### Atividade
Escreva a continuação da reportagem abaixo sobre o novo fundo de compensação ambiental em São Paulo, começando logo após a última frase apresentada.

### Texto de referência
Para Bruno Covas, novo fundo vai agilizar uso de dinheiro da compensação

Secretário do Meio Ambiente de São Paulo diz que abandono das unidades de conservação pode ser resolvido com concessão

Giovana Girardi e Herton Escobar, O Estado de S. Paulo

24 Agosto 2013 | 21h37

O secretário de Meio Ambiente de São Paulo, Bruno Covas, e o presidente da Fundação Florestal, Olavo Reino Francisco, em entrevista ao Estado, reconheceram que há muito dinheiro da compensação parado e que as unidades de conservação de São Paulo sob sua gestão estão em situação precária.

Sobre o abandono, responsabilizaram a “sociedade do entorno” pelas dificuldades. Como solução, apresentaram a proposta de concessão de parques à iniciativa privada para a exploração de ecoturismo.

“Enquanto a gente não ganhar a sociedade do entorno como nossa parceira nessa preservação, enquanto eles enxergarem a unidade de conservação como um impeditivo do crescimento local, a gente sempre vai ter esse conflito. Quem mora no entorno ainda pensa: por que aqui não tem plantação de cana, ou uma indústria ou algo que gere emprego e renda pra população?”, disse Covas.

Segundo o secretário, só gerando emprego e renda a partir da unidade de conservação é que será possível inverter esse quadro, e a ideia dele é fazer isso com a concessão dos parques. Projeto piloto que tramita na Assembleia Legislativa concede o uso remunerado, entre outras áreas, dos parques da Cantareira, do Jaraguá e de Campos do Jordão.

“A secretaria do Meio Ambiente, através dos seus técnicos, não é formada para fazer esse tipo de exploração de ecoturismo. Isso requer uma outra formação. A gente esperar avançar nesse tema para fugir desse ‘enxugar gelo’.”

Dando certo com as três primeiras áreas, o objetivo, diz, é ampliar para outras unidades de conservação que cumpram pelo menos três critérios: tenham regularização fundiária, plano de manejo e conselho consultivo.

Itens extraídos de um conjunto de dados:

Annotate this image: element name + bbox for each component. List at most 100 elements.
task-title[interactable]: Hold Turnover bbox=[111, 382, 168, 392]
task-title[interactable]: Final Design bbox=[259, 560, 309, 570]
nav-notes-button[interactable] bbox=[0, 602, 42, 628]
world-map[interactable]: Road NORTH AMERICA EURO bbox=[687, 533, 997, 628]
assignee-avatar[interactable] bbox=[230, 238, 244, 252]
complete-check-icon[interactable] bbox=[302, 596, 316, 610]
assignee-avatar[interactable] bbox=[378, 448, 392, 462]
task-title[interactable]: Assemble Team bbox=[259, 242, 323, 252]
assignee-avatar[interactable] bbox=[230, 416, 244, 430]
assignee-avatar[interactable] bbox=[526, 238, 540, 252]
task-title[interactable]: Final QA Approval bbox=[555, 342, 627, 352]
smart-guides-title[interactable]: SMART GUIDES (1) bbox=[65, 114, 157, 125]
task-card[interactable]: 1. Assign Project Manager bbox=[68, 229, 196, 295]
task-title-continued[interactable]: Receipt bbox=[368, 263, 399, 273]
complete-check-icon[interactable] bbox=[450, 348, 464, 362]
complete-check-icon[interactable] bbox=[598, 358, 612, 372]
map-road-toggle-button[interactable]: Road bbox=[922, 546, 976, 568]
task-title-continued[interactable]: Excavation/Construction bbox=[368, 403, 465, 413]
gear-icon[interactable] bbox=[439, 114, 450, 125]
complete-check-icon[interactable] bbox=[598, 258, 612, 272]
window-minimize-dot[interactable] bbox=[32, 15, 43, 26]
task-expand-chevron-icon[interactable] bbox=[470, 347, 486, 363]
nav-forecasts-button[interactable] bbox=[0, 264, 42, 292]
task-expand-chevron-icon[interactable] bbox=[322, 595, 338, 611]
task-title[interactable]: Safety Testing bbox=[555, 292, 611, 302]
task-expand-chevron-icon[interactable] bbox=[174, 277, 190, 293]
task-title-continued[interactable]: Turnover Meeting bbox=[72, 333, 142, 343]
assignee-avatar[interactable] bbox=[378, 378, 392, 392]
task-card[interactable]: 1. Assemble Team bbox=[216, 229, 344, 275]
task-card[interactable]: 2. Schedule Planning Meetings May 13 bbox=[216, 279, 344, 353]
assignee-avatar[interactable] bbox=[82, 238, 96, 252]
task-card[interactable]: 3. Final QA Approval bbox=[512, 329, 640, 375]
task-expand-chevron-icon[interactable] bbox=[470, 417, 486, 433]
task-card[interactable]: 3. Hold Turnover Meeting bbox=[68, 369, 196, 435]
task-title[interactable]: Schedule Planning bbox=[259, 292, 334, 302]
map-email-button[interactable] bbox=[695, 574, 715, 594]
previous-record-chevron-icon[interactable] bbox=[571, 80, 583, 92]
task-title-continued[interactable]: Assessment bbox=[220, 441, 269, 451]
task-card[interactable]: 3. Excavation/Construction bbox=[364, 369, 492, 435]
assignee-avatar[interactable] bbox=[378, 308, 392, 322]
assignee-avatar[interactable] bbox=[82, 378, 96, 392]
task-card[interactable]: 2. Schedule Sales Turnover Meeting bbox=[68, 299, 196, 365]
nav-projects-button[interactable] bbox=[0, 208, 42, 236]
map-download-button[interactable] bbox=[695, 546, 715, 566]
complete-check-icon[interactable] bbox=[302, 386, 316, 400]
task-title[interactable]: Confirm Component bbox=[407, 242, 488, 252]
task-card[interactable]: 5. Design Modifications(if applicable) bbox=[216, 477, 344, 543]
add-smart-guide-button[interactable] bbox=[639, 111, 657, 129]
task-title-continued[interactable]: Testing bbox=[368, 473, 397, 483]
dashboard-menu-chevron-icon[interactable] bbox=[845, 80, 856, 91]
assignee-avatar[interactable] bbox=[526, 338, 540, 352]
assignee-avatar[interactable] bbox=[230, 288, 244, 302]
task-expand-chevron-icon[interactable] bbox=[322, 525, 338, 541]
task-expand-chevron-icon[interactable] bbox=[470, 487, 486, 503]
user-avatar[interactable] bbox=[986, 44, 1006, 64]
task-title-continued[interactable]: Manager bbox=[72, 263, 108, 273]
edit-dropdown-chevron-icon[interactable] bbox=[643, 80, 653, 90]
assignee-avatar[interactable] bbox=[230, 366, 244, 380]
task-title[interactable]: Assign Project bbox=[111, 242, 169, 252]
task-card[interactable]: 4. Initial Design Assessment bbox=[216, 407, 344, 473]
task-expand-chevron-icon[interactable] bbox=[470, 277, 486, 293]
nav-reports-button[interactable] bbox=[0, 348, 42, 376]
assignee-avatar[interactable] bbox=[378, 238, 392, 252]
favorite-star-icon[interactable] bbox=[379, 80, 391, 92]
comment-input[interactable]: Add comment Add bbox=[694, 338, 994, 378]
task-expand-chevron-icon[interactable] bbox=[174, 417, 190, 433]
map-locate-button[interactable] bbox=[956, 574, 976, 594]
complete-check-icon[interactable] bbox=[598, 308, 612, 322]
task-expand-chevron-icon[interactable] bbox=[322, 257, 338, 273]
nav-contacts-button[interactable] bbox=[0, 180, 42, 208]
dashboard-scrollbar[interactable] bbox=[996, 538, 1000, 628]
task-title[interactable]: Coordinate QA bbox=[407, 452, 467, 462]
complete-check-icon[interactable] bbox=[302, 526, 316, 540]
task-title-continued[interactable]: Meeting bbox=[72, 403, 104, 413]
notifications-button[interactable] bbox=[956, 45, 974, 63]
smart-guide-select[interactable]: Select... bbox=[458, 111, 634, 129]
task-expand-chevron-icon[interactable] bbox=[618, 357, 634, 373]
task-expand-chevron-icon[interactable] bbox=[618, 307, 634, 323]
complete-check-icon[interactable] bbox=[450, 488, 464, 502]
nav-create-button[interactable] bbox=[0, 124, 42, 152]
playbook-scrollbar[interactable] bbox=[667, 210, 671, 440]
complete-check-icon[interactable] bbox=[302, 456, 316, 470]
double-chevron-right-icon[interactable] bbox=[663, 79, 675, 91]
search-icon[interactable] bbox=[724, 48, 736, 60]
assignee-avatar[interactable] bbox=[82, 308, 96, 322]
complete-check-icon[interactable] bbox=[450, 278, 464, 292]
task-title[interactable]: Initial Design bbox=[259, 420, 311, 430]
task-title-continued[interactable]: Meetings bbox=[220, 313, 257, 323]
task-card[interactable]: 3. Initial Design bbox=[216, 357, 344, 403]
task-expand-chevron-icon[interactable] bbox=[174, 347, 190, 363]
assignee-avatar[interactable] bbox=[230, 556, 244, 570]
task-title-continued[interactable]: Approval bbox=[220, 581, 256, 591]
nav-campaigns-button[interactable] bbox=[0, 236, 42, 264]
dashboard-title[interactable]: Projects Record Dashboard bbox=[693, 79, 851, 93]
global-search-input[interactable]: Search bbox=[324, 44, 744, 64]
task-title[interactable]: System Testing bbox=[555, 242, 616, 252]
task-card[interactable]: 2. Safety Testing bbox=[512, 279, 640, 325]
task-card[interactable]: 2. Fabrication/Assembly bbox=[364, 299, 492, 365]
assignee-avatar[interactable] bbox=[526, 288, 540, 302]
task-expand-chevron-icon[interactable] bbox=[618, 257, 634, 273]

### Resultado abaixo
Covas admite que os dois primeiros pontos são hoje um empecilho para o plano. Ele afirma que das 117 unidades de conservação sob administração do Estado, somente 31 já têm plano de manejo. E que pelo menos 800 mil hectares dependem de regularização fundiária.

Fundo. Covas afirmou que a saída para dar destino para os recursos da compensação ambiental parados foi criar, no final de 2011, o Fundo Especial de Despesas para a Preservação da Biodiversidade e dos Recursos Naturais. Novos recursos da compensação começaram a ser depositados nele e iniciou-se um estudo da quantia parada nas contas dos empreendedores para transferi-la para o fundo. 

“Antes o recurso ficava fora dos órgãos de controle, não entrava no orçamento do governo, e não ficava aos olhos do Tribunal de Contas, do Ministério Público, da Assembleia Legislativa. O fundo torna público esse valor e põe os olhos da sociedade nele.” 

Além de trazer transparência, Covas explica que o objetivo é também evitar que o dinheiro fique parado. Segundo ele, nas contas, a verba acabava entrando em “conta-gotas” e não dava para fazer nenhuma atividade de modo completo. “O que se faz com R$ 3 milhões na Jureia que tem 100 mil hectares?”, questionou quando perguntado sobre esse valor específico que não foi usado para a regularização fundiária. Segundo ele, não é suficiente para resolver o problema inteiro e não dá para fazer pela metade.

Dois gestores consultados pelo Estado reconheceram que de fato o problema da regularização é esforço para talvez algumas centenas de milhões e disseram que mesmo se todo esse dinheiro parado da compensação fosse usado para esse fim, talvez não desse para resolvê-lo. 

“Mas é muito dinheiro que poderia resolver várias outras coisas”, disse um deles. “Não conseguimos resolver a questão de quem mora nas unidades, mas por outro lado não temos pernas para a fiscalização e vamos sofrendo a pressão constante de novas ocupações”, complementa o outro gestor.

E há casos, opina ele, em que talvez nem seja mais viável tirar as pessoas das unidades. “São locais ocupados há tanto tempo que não dá mais para recuperar a floresta. Seria melhor desafetar (mudar os limites da UC para deixar esse local de fora) e investir onde é possível proteger e salvar.”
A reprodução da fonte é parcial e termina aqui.